--- Start GIVEN DATA ---
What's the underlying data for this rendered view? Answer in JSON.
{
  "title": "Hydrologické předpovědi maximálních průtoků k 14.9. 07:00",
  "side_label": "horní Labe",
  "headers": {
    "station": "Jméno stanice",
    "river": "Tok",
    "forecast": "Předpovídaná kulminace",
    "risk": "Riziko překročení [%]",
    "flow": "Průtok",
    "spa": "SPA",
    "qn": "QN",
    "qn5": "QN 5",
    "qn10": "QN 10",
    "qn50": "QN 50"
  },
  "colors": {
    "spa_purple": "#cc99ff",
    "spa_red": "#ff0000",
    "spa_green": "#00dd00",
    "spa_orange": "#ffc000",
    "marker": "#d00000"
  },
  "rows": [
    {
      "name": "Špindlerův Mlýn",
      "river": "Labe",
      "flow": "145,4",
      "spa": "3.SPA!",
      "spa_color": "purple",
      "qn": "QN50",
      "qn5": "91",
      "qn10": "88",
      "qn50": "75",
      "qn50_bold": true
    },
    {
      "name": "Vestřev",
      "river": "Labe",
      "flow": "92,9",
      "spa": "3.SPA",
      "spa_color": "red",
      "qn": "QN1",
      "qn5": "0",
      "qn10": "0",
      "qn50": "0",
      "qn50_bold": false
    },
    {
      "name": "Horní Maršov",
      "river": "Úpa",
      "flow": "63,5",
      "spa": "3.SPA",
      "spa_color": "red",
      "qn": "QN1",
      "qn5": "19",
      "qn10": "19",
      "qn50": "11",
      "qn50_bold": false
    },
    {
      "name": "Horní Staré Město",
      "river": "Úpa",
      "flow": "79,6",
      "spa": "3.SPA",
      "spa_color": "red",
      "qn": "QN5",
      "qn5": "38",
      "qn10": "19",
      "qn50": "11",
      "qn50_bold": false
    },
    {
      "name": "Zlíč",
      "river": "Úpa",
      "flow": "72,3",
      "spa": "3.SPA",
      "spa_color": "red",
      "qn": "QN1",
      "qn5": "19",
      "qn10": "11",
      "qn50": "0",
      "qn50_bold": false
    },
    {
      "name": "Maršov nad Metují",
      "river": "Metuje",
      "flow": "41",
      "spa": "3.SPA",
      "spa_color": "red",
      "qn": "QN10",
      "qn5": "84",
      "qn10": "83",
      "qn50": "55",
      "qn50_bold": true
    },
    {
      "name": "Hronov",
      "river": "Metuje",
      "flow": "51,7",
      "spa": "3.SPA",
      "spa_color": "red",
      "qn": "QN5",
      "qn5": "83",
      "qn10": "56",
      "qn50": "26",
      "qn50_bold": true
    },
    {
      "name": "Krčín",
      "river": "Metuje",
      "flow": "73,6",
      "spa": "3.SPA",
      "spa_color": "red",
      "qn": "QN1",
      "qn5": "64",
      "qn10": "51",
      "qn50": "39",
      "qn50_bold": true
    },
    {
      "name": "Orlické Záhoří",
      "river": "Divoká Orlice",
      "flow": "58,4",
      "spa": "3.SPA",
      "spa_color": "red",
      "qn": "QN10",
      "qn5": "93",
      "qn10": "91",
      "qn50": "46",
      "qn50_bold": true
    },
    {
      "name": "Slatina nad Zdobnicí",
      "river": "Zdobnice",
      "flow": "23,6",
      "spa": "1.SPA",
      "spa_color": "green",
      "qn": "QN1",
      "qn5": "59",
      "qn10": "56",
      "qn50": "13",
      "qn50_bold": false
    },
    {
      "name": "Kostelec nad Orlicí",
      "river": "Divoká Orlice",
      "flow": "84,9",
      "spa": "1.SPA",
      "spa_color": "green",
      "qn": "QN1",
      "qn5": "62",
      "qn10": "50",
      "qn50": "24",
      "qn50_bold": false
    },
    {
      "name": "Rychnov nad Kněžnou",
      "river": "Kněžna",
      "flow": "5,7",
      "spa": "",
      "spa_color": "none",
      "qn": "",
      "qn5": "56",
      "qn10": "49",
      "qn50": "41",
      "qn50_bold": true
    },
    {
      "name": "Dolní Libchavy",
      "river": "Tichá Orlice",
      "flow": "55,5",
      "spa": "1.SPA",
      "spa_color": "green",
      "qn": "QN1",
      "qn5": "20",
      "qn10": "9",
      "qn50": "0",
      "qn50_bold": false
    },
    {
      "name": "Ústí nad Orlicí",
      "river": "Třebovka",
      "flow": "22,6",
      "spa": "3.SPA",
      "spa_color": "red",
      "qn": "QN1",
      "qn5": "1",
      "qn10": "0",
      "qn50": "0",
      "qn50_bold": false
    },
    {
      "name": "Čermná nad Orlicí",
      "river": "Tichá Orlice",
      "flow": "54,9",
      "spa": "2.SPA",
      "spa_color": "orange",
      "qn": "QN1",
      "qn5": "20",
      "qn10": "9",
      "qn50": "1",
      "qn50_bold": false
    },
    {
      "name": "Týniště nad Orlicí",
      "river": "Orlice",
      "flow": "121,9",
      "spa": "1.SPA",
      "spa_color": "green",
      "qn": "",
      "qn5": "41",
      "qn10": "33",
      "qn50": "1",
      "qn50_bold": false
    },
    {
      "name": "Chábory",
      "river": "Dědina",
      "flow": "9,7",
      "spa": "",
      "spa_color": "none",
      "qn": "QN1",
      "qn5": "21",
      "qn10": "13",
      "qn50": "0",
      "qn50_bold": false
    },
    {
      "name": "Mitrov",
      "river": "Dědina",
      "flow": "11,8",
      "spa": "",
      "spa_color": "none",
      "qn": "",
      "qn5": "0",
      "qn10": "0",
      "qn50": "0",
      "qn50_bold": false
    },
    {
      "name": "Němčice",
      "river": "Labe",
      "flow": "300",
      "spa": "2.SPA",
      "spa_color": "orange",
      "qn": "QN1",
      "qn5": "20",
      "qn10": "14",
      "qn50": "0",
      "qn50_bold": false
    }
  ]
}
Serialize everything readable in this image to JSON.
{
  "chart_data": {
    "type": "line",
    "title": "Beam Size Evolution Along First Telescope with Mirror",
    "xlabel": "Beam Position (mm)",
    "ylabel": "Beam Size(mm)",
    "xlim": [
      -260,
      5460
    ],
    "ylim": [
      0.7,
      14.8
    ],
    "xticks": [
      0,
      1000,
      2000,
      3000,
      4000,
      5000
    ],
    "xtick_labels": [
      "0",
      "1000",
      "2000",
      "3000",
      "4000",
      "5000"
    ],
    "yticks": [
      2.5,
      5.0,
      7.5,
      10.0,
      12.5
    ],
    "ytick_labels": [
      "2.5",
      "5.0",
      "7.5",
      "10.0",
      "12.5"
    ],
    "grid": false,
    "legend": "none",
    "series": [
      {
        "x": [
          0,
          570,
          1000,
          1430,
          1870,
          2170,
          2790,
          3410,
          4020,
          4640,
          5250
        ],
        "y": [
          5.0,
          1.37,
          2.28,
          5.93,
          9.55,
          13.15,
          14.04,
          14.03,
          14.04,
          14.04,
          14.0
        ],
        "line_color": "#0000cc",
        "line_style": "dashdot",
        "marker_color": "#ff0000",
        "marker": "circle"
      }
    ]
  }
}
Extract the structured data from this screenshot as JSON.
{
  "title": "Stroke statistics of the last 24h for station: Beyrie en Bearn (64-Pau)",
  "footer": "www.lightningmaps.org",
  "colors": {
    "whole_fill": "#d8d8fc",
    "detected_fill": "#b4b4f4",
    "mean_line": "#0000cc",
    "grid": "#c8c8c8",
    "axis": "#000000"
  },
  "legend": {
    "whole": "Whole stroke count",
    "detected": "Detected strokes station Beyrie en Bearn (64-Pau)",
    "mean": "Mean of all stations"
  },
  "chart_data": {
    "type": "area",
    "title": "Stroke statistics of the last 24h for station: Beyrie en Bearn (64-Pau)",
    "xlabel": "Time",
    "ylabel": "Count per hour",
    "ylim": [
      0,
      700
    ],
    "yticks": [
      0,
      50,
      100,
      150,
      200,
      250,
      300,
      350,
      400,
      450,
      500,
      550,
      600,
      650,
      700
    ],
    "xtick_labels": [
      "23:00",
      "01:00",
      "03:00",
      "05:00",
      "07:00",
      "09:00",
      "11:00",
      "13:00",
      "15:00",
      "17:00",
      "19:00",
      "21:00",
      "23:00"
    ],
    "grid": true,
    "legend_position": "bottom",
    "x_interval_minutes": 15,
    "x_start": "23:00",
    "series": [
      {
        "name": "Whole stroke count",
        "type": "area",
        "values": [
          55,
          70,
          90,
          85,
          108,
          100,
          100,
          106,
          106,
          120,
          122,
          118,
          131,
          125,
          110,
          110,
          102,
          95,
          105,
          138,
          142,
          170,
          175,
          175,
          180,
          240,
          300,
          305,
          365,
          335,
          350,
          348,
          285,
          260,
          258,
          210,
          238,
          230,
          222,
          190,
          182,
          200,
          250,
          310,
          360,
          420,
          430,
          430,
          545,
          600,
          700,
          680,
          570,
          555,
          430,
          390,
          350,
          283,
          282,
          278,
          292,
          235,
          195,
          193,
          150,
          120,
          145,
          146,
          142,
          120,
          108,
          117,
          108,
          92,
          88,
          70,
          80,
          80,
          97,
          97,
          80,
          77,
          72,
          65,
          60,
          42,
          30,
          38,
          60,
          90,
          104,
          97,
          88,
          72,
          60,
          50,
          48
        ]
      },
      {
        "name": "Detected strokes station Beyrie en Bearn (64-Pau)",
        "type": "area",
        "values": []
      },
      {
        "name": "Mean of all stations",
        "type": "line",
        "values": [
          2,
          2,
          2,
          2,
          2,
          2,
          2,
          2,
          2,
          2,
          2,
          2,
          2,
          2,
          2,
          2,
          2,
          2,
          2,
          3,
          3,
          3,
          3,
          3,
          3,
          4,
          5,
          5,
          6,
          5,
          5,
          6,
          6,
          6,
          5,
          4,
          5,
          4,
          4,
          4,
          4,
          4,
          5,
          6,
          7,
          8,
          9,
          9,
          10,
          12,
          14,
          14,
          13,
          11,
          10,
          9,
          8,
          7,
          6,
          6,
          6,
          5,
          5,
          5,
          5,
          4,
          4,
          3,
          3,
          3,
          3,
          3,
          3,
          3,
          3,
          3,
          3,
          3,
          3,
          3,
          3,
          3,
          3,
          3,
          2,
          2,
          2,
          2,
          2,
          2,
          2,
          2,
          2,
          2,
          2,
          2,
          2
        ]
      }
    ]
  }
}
--- End GIVEN DATA ---
OBJECTIVE =>
From the entries above, copy each line holding "xlabel".

EXERCISE ANSWER =>
    "xlabel": "Beam Position (mm)",
    "xlabel": "Time",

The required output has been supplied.